◆ Task
How many lines of these entries hold the string "into"? Answer with the number alone.

Figure content listings:
•••••
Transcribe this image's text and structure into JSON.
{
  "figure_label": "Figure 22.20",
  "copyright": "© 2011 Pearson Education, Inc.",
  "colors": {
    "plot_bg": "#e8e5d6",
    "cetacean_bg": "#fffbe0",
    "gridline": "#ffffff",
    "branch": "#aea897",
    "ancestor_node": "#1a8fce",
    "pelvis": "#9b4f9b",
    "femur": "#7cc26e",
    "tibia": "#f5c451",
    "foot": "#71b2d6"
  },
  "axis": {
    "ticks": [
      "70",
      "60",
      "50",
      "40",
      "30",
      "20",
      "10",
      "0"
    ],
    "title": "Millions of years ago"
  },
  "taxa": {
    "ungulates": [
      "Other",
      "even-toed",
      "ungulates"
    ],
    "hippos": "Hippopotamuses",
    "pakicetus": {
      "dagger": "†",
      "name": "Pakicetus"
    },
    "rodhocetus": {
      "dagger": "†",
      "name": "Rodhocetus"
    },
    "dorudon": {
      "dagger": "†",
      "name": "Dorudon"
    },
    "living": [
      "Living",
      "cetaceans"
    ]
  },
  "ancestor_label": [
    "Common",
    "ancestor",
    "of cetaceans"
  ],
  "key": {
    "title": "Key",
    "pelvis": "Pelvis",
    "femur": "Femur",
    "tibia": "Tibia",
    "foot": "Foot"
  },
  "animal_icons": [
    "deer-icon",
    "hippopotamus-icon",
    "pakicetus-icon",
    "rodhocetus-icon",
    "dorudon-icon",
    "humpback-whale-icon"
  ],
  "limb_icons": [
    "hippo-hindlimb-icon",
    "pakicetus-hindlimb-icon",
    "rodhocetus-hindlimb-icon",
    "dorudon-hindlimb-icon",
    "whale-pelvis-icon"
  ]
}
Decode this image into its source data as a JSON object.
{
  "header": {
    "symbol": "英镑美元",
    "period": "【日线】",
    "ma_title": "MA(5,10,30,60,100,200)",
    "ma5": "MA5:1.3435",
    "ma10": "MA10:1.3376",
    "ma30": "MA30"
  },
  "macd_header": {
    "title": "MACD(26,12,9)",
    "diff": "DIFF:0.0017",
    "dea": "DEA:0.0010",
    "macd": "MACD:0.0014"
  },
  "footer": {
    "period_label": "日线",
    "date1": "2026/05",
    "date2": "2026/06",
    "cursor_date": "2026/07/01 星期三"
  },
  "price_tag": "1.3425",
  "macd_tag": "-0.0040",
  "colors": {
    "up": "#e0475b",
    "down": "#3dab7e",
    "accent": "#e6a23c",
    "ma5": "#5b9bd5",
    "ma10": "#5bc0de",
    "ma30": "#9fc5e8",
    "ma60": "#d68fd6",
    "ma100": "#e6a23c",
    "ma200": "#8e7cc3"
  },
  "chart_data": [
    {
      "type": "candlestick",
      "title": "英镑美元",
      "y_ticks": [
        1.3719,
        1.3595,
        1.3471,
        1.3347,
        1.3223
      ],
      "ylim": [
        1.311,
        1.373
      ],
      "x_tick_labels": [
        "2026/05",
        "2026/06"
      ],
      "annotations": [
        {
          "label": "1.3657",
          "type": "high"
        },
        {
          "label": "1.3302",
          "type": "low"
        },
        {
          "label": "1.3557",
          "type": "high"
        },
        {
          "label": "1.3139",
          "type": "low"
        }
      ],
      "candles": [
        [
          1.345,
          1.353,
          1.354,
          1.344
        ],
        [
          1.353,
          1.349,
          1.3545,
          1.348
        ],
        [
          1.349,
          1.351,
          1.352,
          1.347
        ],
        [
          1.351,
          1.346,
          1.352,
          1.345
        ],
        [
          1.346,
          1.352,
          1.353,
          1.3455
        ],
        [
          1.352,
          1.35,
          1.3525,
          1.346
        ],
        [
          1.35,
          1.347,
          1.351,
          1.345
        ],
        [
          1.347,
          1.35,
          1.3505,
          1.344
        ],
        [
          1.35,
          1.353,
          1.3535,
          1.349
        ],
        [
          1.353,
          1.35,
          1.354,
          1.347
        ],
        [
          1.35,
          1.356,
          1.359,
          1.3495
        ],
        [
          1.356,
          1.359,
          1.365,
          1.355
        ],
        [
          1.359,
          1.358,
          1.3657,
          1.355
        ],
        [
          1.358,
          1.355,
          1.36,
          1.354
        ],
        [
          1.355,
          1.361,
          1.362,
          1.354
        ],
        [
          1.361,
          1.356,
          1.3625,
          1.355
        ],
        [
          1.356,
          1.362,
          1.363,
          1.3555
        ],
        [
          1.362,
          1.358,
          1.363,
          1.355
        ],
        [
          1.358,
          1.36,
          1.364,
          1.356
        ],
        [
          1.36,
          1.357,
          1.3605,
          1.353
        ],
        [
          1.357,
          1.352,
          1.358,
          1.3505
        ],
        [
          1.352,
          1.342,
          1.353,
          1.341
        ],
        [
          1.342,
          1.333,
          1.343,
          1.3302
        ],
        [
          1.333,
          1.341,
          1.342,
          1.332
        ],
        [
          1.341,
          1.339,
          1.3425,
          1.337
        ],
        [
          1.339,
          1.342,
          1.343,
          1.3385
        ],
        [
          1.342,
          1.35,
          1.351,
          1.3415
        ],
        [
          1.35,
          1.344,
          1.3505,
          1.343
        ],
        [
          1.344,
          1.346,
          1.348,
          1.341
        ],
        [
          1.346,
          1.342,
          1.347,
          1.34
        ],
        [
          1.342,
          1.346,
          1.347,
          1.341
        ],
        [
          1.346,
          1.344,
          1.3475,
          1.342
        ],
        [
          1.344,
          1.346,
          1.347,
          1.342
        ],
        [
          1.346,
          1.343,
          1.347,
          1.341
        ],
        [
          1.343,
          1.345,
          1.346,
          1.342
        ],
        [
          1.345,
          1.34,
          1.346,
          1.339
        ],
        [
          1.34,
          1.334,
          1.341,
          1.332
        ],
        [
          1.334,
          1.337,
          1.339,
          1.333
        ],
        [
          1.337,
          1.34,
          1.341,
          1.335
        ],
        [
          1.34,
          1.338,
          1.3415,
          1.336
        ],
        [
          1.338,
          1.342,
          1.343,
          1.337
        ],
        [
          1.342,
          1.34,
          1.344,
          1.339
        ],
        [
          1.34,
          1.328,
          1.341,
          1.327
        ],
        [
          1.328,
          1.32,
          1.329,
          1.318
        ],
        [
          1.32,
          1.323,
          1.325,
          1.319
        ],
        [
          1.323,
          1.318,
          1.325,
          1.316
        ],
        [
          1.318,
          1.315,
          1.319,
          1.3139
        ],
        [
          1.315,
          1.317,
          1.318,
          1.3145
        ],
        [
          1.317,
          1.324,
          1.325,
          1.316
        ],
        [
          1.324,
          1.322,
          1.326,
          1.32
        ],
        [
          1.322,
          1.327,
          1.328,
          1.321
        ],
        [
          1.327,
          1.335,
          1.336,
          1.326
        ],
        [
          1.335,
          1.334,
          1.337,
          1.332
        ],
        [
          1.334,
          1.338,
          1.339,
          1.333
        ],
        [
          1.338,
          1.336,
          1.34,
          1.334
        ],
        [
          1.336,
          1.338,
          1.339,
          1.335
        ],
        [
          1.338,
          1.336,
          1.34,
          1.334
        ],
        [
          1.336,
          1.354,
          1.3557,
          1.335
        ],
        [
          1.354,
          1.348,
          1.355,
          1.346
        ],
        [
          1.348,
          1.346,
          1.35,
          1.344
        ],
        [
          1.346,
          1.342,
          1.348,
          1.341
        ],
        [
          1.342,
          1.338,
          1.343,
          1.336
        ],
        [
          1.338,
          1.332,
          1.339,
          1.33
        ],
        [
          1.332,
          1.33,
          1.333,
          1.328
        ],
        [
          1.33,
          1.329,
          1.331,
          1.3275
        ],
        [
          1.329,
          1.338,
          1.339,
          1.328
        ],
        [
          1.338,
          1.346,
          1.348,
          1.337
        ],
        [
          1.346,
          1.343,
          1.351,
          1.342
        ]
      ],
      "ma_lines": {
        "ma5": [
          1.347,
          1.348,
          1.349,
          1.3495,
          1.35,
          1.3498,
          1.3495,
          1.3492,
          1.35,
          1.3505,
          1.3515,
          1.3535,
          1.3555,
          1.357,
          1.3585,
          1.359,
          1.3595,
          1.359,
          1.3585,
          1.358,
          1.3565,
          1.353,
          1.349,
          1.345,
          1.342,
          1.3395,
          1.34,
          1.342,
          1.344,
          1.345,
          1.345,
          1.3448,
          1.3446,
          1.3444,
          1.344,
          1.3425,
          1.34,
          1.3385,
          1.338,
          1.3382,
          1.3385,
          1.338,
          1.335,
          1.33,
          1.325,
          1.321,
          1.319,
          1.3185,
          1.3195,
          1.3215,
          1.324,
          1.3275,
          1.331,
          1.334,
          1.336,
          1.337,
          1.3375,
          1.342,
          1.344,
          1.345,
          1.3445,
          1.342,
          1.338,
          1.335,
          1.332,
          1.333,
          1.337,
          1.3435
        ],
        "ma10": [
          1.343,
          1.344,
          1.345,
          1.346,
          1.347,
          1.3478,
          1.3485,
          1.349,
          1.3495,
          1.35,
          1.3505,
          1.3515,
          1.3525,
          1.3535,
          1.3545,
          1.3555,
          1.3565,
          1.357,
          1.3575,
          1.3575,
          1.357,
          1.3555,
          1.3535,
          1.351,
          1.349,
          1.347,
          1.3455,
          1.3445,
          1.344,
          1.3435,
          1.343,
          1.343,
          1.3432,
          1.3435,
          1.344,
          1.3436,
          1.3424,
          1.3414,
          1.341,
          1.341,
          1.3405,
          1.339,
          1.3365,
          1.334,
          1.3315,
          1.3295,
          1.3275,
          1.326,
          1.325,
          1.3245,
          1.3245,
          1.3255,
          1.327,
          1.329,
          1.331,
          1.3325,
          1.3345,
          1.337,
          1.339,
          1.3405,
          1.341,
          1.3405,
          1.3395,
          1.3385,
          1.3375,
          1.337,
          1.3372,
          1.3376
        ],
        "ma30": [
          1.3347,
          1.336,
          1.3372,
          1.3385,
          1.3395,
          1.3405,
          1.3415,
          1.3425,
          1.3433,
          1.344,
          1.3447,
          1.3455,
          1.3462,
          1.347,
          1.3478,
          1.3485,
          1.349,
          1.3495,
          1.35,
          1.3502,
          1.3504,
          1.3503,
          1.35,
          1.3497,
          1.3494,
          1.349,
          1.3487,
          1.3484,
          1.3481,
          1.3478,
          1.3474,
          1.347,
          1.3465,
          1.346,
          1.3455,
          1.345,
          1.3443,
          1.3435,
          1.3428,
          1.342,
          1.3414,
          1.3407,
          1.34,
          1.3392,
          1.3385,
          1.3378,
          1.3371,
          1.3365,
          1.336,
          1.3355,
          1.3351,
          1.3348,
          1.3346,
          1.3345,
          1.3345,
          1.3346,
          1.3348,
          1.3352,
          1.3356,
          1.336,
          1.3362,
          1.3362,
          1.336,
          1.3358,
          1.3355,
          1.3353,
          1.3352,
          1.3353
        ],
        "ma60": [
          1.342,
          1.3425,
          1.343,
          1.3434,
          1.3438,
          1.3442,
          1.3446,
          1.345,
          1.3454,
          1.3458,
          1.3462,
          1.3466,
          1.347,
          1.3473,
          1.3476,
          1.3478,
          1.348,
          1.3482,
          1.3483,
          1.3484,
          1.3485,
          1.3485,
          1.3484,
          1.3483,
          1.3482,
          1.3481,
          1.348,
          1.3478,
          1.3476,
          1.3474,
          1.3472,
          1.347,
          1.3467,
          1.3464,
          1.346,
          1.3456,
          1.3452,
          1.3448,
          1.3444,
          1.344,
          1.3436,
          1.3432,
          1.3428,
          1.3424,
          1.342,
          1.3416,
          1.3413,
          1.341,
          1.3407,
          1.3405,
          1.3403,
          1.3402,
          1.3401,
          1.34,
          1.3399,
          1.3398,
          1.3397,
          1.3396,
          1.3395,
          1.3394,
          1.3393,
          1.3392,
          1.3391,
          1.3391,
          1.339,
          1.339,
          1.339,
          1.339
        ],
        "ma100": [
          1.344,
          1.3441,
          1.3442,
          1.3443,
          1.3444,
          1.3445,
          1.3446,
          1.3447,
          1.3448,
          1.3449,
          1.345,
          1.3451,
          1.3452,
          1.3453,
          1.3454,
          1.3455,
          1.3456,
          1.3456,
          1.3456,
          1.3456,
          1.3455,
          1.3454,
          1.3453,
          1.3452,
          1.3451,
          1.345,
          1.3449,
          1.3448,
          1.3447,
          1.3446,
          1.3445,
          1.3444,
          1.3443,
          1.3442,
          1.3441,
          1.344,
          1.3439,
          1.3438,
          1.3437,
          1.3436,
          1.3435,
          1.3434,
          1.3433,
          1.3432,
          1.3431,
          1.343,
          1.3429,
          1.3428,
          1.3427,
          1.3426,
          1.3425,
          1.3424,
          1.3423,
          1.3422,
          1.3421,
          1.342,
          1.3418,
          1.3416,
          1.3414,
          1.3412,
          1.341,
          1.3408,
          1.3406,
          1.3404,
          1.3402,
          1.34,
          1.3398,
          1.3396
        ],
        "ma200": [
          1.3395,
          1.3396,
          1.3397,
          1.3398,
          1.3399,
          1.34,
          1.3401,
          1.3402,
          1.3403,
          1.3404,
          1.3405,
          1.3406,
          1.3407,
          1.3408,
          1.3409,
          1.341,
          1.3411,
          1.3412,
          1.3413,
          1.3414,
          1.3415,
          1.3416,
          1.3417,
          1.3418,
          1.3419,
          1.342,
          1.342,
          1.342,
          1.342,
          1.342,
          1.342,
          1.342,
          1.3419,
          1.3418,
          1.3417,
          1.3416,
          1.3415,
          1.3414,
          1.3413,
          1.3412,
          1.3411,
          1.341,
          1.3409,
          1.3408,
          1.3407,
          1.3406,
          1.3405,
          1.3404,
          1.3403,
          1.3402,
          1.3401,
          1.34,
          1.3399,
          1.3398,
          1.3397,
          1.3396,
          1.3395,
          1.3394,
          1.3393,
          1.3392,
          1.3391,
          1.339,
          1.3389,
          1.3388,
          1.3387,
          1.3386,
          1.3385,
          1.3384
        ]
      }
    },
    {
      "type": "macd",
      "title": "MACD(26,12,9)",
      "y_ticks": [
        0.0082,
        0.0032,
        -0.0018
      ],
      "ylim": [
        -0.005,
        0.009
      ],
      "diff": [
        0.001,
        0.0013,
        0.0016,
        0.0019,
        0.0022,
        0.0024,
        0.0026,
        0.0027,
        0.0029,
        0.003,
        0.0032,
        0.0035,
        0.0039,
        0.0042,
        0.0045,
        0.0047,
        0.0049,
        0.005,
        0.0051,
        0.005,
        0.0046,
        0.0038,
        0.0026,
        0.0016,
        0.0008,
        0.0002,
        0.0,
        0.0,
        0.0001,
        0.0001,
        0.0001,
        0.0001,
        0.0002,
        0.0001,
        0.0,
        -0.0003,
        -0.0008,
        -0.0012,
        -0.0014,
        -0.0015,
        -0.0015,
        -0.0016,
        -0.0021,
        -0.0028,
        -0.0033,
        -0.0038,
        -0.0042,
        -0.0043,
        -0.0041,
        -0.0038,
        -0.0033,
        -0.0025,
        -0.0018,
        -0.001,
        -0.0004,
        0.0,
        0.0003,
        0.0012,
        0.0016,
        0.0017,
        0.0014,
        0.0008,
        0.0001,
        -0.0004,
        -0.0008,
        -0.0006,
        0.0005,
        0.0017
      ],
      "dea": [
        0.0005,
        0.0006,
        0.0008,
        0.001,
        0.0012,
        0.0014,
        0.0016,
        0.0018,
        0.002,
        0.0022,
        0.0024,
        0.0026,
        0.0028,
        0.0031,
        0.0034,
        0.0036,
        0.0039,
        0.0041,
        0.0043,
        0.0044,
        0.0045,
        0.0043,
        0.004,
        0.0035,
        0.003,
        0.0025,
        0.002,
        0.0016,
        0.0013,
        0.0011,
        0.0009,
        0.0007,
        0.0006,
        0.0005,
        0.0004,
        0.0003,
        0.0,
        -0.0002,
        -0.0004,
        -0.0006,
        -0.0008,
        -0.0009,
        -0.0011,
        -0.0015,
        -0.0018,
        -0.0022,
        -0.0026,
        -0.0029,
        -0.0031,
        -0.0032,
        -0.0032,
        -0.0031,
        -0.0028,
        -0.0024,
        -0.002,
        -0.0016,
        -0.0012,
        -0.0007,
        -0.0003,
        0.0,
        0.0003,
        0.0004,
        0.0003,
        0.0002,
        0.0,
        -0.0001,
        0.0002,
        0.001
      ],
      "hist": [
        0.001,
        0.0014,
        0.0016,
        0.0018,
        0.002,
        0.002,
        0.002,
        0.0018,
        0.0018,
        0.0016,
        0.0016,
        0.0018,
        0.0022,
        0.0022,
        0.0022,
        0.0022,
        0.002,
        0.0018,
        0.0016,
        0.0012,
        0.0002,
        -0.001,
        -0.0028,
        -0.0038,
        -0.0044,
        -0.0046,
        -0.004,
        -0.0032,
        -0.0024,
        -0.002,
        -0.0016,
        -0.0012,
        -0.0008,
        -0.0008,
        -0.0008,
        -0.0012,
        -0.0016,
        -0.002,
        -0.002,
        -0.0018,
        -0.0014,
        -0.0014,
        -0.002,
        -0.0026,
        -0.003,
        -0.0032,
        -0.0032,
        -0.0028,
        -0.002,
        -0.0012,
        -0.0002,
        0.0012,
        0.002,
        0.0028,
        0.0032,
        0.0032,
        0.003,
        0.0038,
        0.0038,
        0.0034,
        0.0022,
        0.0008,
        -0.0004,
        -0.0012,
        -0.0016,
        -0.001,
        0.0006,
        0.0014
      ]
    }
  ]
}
•••••
◆ Result
2